Exercise material>
________________

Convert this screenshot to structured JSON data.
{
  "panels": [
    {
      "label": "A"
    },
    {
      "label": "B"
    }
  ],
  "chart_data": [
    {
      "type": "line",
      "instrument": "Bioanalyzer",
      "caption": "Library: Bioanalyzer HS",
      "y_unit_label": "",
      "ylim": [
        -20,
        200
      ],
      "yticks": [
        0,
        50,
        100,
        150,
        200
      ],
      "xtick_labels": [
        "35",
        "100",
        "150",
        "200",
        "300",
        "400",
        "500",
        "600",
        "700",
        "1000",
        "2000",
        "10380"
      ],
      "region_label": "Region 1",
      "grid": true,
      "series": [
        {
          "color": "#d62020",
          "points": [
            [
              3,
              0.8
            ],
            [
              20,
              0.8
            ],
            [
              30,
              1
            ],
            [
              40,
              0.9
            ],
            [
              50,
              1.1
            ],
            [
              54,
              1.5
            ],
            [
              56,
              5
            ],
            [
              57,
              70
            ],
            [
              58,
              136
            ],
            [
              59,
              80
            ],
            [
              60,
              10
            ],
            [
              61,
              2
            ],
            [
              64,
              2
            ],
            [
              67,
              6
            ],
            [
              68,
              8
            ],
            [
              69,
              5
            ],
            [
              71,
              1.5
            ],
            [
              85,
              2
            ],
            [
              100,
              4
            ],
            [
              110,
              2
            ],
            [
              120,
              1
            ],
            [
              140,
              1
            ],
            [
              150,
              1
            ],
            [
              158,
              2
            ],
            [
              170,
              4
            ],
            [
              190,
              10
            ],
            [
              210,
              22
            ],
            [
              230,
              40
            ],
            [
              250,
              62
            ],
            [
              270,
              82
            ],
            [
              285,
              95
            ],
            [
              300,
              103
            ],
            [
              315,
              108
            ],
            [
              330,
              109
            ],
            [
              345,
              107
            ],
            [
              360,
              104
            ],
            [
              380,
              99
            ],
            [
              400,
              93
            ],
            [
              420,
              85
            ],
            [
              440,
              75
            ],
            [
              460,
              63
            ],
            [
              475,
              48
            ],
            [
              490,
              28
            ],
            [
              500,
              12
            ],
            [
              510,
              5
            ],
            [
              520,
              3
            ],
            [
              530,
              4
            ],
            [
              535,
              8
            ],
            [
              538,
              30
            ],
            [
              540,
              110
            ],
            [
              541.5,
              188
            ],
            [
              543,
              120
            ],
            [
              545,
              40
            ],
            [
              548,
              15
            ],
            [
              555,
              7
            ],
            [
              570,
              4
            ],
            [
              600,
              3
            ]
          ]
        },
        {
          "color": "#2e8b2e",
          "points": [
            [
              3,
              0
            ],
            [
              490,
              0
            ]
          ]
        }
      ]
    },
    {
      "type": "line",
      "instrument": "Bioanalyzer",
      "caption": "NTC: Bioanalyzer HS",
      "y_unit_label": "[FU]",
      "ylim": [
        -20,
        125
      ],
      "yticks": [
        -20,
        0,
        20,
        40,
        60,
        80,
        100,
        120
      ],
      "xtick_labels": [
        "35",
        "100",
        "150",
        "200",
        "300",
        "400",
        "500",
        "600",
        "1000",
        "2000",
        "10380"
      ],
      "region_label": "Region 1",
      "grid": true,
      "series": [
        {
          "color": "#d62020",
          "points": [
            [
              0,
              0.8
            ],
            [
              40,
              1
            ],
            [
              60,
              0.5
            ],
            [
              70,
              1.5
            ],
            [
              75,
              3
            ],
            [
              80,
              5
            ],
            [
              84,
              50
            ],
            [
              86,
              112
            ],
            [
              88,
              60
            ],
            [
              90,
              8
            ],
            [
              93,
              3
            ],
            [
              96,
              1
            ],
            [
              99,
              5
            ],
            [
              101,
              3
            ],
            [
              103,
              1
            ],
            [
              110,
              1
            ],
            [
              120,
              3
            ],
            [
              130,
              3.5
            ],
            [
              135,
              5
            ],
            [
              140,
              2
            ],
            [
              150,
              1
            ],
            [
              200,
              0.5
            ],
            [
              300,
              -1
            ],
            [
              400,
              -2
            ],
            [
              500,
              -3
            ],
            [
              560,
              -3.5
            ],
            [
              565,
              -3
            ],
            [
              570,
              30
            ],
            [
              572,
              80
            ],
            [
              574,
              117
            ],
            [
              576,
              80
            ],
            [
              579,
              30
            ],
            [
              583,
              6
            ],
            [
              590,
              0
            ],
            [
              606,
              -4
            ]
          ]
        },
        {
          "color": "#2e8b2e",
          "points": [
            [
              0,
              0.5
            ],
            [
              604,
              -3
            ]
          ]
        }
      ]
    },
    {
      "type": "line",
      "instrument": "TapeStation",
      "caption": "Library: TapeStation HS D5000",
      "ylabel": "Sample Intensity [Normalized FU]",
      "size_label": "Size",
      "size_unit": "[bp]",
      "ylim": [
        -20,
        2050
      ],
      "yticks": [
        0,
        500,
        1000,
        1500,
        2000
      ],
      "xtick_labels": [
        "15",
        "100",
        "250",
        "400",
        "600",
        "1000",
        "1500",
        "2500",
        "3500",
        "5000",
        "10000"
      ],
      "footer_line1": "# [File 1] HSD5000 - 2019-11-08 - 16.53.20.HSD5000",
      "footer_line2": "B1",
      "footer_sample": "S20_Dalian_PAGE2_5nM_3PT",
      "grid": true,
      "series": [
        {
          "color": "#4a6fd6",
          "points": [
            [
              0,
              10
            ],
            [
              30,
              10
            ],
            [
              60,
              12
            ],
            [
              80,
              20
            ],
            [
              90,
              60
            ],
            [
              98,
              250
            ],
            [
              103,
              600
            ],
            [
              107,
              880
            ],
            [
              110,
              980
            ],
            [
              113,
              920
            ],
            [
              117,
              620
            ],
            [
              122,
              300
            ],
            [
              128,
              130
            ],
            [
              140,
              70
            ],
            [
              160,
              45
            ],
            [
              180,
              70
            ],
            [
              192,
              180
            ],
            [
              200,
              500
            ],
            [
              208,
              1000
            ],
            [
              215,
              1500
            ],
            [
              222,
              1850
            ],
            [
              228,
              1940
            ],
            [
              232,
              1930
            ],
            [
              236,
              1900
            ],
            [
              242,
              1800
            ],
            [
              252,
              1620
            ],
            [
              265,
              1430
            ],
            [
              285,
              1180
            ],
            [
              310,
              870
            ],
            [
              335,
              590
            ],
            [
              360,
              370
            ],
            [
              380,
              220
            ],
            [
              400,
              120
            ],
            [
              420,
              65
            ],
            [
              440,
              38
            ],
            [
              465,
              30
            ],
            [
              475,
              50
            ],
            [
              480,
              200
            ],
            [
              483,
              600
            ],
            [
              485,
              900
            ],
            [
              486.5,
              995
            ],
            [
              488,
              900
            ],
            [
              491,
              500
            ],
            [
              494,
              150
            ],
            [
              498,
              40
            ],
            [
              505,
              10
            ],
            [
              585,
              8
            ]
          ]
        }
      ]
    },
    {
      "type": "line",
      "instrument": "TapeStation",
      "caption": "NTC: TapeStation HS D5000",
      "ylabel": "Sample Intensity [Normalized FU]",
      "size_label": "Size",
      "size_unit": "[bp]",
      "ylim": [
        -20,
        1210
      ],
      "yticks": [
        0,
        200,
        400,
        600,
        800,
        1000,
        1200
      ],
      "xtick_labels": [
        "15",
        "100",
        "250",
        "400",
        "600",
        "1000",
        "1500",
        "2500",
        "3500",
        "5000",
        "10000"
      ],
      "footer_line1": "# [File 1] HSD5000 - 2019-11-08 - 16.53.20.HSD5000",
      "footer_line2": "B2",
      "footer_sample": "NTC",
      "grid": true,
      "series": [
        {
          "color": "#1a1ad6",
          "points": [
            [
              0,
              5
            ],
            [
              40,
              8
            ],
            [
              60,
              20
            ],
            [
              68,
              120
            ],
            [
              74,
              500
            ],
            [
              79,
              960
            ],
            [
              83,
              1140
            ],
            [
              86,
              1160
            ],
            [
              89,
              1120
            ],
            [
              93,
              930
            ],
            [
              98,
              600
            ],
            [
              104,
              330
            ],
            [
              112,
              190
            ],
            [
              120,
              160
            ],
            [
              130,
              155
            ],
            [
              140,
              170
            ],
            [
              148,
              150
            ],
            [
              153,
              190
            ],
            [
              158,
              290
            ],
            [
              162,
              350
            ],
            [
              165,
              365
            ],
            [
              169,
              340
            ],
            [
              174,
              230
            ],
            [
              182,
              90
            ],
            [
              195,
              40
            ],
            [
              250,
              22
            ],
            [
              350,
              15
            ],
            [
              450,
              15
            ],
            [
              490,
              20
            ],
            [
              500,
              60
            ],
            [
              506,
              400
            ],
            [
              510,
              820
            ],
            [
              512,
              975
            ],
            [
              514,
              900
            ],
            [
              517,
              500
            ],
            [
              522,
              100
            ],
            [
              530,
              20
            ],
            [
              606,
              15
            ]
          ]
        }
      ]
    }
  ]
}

________________

Copy each line of the listing that includes "Bioanalyzer".

Task response>
      "instrument": "Bioanalyzer",
      "caption": "Library: Bioanalyzer HS",
      "instrument": "Bioanalyzer",
      "caption": "NTC: Bioanalyzer HS",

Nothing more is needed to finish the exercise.